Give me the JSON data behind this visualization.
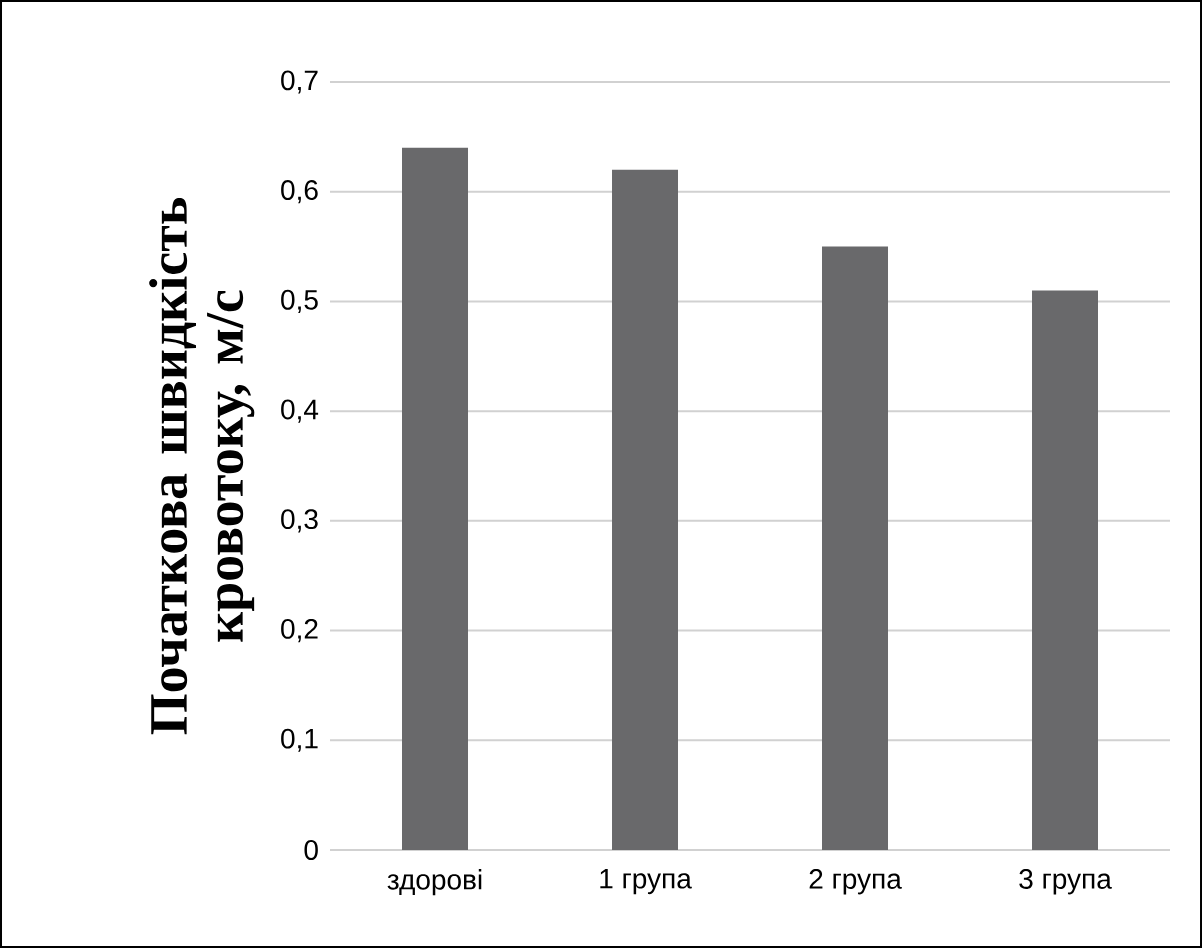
{
  "chart_data": {
    "type": "bar",
    "ylabel": "Початкова швидкість кровотоку, м/с",
    "categories": [
      "здорові",
      "1 група",
      "2 група",
      "3 група"
    ],
    "values": [
      0.64,
      0.62,
      0.55,
      0.51
    ],
    "color": "#69696b",
    "ylim": [
      0,
      0.7
    ],
    "yticks": [
      {
        "value": 0,
        "label": "0"
      },
      {
        "value": 0.1,
        "label": "0,1"
      },
      {
        "value": 0.2,
        "label": "0,2"
      },
      {
        "value": 0.3,
        "label": "0,3"
      },
      {
        "value": 0.4,
        "label": "0,4"
      },
      {
        "value": 0.5,
        "label": "0,5"
      },
      {
        "value": 0.6,
        "label": "0,6"
      },
      {
        "value": 0.7,
        "label": "0,7"
      }
    ],
    "grid": "y"
  }
}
* * *
→ Directions for this task: Without the pictures, repeat the listing above exactly.

→ Solution:
Give me the JSON data behind this visualization.
{
  "chart_data": {
    "type": "bar",
    "ylabel": "Початкова швидкість кровотоку, м/с",
    "categories": [
      "здорові",
      "1 група",
      "2 група",
      "3 група"
    ],
    "values": [
      0.64,
      0.62,
      0.55,
      0.51
    ],
    "color": "#69696b",
    "ylim": [
      0,
      0.7
    ],
    "yticks": [
      {
        "value": 0,
        "label": "0"
      },
      {
        "value": 0.1,
        "label": "0,1"
      },
      {
        "value": 0.2,
        "label": "0,2"
      },
      {
        "value": 0.3,
        "label": "0,3"
      },
      {
        "value": 0.4,
        "label": "0,4"
      },
      {
        "value": 0.5,
        "label": "0,5"
      },
      {
        "value": 0.6,
        "label": "0,6"
      },
      {
        "value": 0.7,
        "label": "0,7"
      }
    ],
    "grid": "y"
  }
}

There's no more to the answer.